WORK TO COMPLETE -> Please count the lines below that contain the word "BRITISH", and reply with that number alone.

TASK MATERIAL ->

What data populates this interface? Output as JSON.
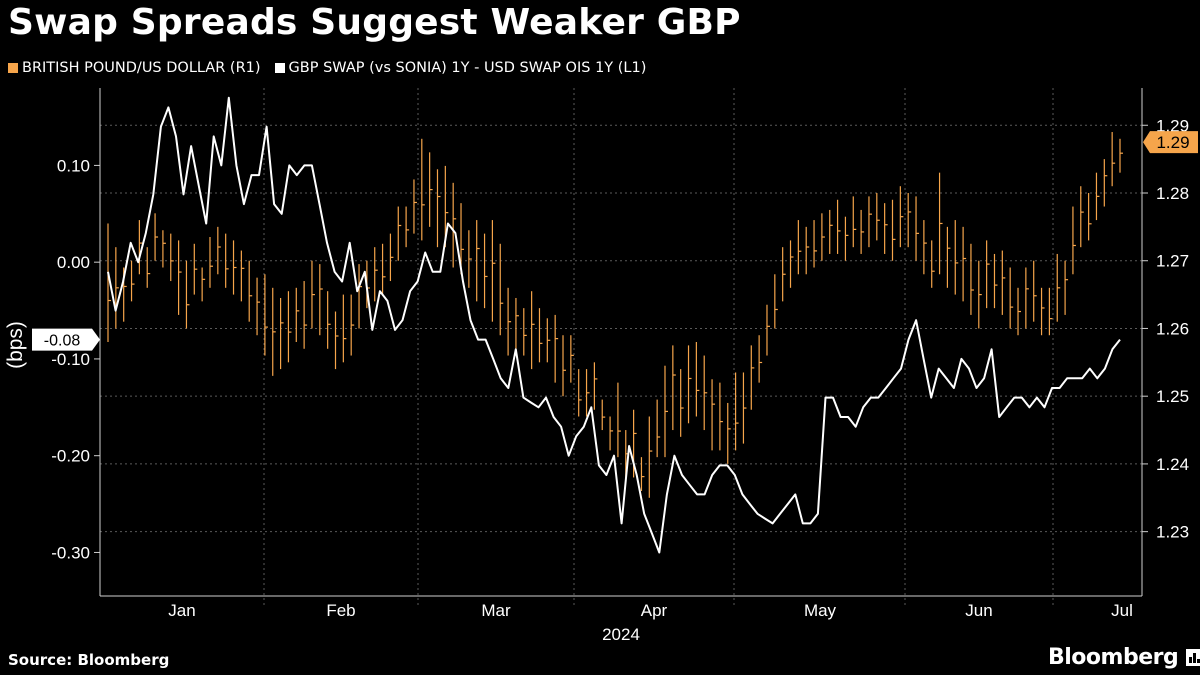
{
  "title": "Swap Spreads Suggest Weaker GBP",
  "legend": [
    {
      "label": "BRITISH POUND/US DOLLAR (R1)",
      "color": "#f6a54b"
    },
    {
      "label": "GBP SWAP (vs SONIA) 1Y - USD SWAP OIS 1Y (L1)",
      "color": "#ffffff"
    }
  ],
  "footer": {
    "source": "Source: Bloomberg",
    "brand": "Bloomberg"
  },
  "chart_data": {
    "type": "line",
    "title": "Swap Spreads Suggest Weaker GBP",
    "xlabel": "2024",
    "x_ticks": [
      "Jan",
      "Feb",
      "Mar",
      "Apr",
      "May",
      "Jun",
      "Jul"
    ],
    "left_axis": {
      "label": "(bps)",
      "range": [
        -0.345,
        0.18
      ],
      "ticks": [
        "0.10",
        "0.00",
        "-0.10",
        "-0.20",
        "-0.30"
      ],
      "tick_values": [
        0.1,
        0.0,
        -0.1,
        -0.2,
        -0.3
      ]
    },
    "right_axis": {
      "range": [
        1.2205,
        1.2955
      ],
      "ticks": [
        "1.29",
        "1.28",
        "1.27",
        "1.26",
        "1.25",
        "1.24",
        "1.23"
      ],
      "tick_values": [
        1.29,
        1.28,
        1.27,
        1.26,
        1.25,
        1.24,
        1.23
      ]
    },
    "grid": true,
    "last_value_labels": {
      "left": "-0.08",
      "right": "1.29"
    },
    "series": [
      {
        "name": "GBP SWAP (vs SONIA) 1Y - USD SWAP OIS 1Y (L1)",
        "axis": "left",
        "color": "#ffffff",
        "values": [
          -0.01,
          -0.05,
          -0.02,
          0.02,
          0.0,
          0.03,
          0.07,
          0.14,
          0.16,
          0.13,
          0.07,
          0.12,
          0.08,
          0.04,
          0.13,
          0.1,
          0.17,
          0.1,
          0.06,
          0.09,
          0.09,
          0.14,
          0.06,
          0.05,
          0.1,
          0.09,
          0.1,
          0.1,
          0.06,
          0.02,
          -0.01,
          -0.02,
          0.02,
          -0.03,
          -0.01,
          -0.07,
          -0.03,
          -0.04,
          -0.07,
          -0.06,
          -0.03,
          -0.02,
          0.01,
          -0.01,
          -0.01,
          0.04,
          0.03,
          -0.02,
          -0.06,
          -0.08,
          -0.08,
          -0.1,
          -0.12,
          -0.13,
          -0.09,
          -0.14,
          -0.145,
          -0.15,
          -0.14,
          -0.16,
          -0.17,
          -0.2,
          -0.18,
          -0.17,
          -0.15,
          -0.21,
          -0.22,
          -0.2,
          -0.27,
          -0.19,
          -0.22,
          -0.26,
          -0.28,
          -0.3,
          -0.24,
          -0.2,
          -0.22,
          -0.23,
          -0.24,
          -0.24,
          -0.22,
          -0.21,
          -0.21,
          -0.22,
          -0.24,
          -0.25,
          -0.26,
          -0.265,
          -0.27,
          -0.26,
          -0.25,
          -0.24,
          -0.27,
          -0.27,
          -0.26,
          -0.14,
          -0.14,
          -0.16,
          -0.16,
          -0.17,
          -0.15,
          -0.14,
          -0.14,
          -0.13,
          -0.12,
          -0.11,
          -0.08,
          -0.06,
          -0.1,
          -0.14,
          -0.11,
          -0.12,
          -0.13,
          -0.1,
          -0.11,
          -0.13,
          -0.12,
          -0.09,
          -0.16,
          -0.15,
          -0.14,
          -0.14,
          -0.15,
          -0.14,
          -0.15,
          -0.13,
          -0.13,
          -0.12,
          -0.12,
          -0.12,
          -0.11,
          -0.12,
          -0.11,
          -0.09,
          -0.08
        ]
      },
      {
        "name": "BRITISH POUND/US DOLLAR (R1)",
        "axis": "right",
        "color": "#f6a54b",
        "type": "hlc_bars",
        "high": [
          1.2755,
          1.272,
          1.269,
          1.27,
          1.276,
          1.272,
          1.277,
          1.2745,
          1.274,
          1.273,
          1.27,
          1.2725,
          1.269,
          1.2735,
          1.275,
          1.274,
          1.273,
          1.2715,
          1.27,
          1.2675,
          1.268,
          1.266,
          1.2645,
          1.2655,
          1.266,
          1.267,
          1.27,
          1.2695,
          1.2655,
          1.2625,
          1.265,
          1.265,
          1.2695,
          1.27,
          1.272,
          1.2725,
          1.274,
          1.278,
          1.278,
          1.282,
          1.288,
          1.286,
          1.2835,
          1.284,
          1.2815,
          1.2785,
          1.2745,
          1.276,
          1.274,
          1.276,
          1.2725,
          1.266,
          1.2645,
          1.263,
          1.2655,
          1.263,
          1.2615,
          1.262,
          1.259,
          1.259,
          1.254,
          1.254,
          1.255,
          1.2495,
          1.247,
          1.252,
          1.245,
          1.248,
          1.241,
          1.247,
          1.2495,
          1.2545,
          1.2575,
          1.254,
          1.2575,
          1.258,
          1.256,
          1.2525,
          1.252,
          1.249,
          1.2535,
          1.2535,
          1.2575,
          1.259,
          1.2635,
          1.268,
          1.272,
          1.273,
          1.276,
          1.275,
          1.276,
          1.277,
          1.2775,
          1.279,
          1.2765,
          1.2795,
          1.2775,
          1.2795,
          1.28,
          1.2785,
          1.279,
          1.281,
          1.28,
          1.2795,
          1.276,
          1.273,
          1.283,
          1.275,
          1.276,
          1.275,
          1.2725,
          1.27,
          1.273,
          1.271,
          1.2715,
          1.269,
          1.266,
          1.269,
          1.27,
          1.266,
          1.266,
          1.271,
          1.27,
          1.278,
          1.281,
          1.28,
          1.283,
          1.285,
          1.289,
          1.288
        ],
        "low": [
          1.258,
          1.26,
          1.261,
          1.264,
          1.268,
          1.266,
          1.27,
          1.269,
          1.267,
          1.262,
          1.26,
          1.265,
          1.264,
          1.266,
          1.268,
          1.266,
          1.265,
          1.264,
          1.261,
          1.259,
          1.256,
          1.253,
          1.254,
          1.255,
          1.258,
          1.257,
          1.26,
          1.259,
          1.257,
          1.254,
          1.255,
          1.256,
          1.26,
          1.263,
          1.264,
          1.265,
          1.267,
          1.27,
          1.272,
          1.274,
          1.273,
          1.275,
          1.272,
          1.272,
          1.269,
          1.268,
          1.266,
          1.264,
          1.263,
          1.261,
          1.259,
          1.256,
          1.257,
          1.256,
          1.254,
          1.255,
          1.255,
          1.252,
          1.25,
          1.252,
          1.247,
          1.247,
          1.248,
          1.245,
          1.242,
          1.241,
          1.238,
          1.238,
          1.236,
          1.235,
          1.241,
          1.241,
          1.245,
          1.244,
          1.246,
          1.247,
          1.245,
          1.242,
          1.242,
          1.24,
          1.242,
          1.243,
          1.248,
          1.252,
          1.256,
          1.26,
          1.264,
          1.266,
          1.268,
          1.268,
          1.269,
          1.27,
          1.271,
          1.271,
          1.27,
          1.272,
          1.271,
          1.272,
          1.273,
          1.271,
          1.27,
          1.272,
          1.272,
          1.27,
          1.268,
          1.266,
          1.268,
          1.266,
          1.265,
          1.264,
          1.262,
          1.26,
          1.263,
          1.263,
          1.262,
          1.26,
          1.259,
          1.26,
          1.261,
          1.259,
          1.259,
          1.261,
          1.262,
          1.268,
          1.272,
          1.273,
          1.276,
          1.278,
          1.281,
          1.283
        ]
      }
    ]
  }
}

==

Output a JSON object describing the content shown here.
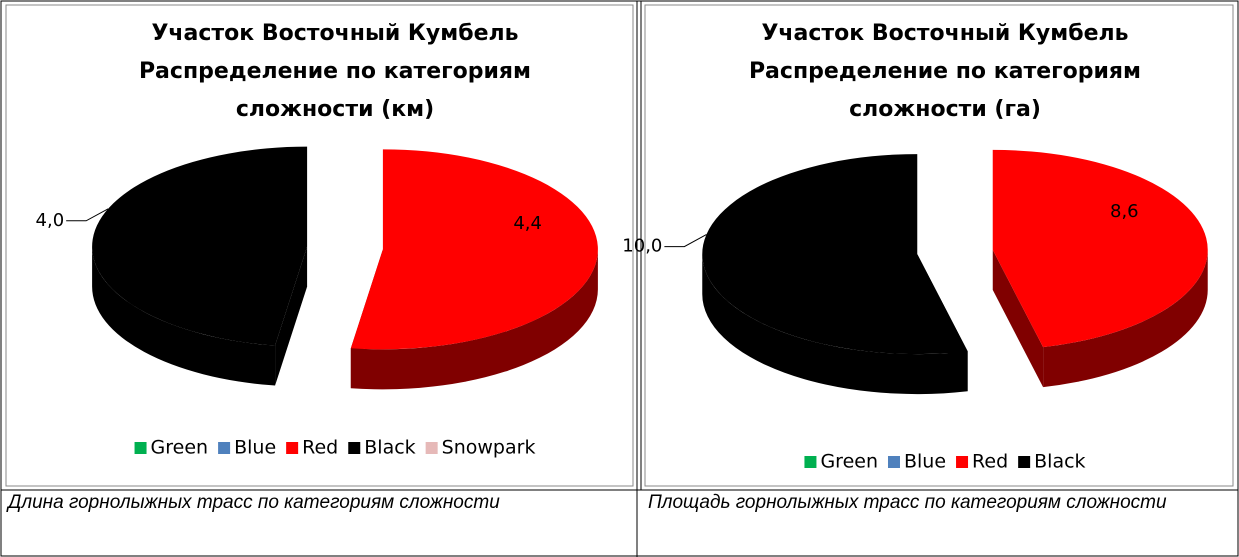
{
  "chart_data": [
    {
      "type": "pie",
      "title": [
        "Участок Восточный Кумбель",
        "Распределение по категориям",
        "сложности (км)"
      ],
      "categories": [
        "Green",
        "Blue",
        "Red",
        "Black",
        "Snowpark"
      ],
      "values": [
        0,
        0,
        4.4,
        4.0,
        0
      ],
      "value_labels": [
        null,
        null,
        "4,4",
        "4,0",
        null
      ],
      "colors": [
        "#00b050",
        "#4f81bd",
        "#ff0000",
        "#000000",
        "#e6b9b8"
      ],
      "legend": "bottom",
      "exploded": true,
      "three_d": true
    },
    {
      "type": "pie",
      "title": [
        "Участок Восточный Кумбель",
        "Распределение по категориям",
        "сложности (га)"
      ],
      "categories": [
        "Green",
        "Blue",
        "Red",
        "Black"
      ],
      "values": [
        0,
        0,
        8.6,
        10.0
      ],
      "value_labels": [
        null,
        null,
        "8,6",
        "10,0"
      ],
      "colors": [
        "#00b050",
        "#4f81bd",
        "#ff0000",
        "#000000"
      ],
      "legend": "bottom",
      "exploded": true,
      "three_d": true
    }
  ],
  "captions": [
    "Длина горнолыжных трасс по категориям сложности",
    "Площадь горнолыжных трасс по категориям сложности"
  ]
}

...

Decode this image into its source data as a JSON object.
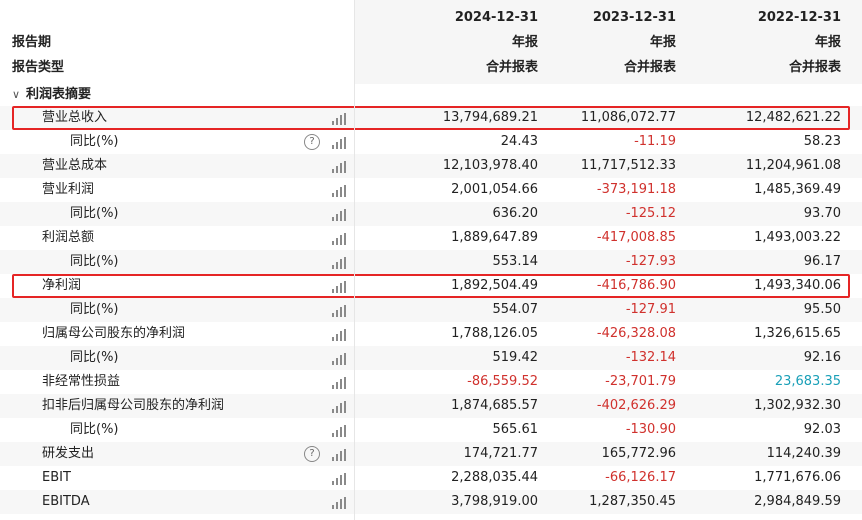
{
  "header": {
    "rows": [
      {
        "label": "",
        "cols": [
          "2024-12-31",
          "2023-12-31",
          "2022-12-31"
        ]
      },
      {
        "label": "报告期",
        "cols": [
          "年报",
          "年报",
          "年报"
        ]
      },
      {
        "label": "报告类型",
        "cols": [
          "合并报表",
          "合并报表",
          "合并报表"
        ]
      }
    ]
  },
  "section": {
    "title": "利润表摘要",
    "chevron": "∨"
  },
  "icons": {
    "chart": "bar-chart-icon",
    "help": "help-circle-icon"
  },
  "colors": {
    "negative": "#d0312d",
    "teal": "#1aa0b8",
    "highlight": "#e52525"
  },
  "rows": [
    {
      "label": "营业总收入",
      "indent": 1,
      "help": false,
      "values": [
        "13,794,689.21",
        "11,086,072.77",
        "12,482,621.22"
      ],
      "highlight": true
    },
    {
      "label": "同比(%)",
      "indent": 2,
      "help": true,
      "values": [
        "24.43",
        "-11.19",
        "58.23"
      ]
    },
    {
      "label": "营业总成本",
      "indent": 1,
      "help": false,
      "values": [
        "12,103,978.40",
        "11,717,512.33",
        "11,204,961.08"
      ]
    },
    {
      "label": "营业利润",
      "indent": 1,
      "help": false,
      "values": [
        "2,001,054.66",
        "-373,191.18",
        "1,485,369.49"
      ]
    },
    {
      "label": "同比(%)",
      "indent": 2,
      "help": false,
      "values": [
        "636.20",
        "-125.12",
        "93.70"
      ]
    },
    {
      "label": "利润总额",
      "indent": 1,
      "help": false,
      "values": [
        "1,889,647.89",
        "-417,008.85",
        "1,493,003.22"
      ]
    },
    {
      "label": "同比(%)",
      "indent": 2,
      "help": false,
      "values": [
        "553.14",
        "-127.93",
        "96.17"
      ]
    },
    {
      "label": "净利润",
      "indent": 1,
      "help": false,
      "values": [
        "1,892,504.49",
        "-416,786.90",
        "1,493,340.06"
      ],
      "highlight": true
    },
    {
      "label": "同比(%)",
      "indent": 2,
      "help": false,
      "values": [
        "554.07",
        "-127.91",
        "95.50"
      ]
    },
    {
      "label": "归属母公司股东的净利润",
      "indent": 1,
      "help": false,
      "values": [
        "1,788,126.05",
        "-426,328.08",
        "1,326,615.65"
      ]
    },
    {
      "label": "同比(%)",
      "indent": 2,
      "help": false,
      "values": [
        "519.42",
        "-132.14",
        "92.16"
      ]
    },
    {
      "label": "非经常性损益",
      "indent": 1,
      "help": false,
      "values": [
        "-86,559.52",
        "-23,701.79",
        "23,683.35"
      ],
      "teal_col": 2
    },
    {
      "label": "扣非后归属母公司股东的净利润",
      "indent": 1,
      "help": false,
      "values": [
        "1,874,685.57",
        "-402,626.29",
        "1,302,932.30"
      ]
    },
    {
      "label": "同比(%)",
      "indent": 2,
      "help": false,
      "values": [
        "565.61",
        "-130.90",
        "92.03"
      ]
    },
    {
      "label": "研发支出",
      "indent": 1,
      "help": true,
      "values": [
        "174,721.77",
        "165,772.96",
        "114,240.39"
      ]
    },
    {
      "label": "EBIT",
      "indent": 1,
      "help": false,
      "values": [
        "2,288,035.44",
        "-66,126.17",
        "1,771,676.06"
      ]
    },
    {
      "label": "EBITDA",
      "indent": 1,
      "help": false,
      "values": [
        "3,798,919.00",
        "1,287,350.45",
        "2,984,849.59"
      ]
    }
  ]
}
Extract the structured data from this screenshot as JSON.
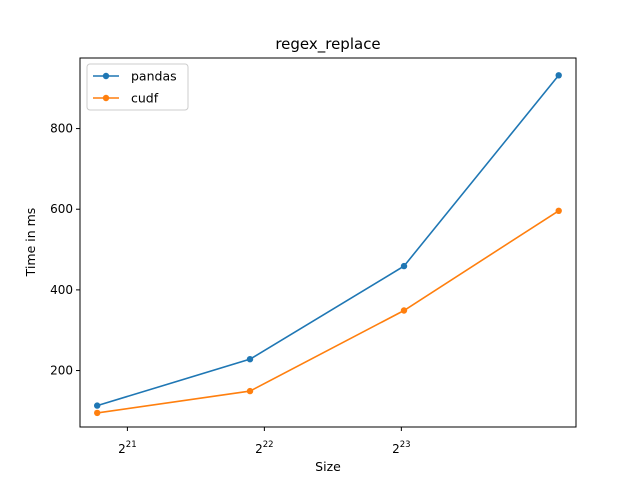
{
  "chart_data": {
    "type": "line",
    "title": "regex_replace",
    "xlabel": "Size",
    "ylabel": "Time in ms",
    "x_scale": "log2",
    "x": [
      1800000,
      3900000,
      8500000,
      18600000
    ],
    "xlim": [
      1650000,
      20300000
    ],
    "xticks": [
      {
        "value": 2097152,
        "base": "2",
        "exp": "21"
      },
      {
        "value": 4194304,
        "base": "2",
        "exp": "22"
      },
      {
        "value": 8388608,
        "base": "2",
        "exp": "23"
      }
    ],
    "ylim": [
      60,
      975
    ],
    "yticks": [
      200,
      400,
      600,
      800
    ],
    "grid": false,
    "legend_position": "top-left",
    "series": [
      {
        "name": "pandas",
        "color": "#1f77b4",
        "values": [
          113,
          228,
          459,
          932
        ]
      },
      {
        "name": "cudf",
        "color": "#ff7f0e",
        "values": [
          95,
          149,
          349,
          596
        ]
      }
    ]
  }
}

WRITTEN RESPONSE -> 2